* [WORK INSTRUCTIONS]:
Place the entries into a Markdown table with the columns Row and Line, beginning at the first line and stopping after the line that contains "status-option[interactable]: Ready to", with both ends included. Number each row and omit blank lines.

[Bounding box entries]
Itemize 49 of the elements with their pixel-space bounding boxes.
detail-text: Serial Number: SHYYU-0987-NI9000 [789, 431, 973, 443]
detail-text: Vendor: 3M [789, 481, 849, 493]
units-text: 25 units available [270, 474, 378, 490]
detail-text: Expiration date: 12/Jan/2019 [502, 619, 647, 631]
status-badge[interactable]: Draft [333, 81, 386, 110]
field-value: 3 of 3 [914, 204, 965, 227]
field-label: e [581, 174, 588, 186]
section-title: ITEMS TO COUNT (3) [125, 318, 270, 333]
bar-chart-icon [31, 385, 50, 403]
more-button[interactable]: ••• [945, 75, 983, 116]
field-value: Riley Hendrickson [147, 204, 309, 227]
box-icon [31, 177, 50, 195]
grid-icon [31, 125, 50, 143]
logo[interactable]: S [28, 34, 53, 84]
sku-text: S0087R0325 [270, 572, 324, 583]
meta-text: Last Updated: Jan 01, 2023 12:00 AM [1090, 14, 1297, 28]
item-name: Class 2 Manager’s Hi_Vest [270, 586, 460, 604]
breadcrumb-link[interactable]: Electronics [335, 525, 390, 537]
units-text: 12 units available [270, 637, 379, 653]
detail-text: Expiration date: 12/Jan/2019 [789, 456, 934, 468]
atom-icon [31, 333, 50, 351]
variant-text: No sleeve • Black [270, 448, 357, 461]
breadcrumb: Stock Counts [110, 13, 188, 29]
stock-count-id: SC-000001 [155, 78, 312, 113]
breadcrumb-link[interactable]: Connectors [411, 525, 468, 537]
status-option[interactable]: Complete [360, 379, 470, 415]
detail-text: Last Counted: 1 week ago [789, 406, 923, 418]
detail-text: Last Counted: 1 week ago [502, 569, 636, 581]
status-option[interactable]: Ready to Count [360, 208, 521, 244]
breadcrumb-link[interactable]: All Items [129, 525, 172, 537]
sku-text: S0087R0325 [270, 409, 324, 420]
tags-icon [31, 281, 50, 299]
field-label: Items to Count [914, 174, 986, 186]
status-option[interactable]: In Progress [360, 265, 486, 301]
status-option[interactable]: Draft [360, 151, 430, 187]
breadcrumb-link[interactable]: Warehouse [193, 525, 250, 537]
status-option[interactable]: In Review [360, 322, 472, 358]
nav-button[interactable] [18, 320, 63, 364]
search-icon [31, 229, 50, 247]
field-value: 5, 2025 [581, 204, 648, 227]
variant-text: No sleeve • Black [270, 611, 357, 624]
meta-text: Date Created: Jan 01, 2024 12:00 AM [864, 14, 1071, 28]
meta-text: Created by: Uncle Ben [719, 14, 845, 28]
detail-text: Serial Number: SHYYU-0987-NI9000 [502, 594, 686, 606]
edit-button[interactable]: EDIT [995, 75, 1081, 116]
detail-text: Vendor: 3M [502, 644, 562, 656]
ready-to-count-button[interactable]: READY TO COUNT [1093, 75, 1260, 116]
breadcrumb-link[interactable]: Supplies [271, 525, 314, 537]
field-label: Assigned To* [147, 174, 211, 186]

* [CORRECT RESULT]:
| Row | Line |
|---|---|
| 1 | Itemize 49 of the elements with their pixel-space bounding boxes. |
| 2 | detail-text: Serial Number: SHYYU-0987-NI9000 [789, 431, 973, 443] |
| 3 | detail-text: Vendor: 3M [789, 481, 849, 493] |
| 4 | units-text: 25 units available [270, 474, 378, 490] |
| 5 | detail-text: Expiration date: 12/Jan/2019 [502, 619, 647, 631] |
| 6 | status-badge[interactable]: Draft [333, 81, 386, 110] |
| 7 | field-value: 3 of 3 [914, 204, 965, 227] |
| 8 | field-label: e [581, 174, 588, 186] |
| 9 | section-title: ITEMS TO COUNT (3) [125, 318, 270, 333] |
| 10 | bar-chart-icon [31, 385, 50, 403] |
| 11 | more-button[interactable]: ••• [945, 75, 983, 116] |
| 12 | field-value: Riley Hendrickson [147, 204, 309, 227] |
| 13 | box-icon [31, 177, 50, 195] |
| 14 | grid-icon [31, 125, 50, 143] |
| 15 | logo[interactable]: S [28, 34, 53, 84] |
| 16 | sku-text: S0087R0325 [270, 572, 324, 583] |
| 17 | meta-text: Last Updated: Jan 01, 2023 12:00 AM [1090, 14, 1297, 28] |
| 18 | item-name: Class 2 Manager’s Hi_Vest [270, 586, 460, 604] |
| 19 | breadcrumb-link[interactable]: Electronics [335, 525, 390, 537] |
| 20 | units-text: 12 units available [270, 637, 379, 653] |
| 21 | detail-text: Expiration date: 12/Jan/2019 [789, 456, 934, 468] |
| 22 | atom-icon [31, 333, 50, 351] |
| 23 | variant-text: No sleeve • Black [270, 448, 357, 461] |
| 24 | breadcrumb: Stock Counts [110, 13, 188, 29] |
| 25 | stock-count-id: SC-000001 [155, 78, 312, 113] |
| 26 | breadcrumb-link[interactable]: Connectors [411, 525, 468, 537] |
| 27 | status-option[interactable]: Complete [360, 379, 470, 415] |
| 28 | detail-text: Last Counted: 1 week ago [789, 406, 923, 418] |
| 29 | detail-text: Last Counted: 1 week ago [502, 569, 636, 581] |
| 30 | status-option[interactable]: Ready to Count [360, 208, 521, 244] |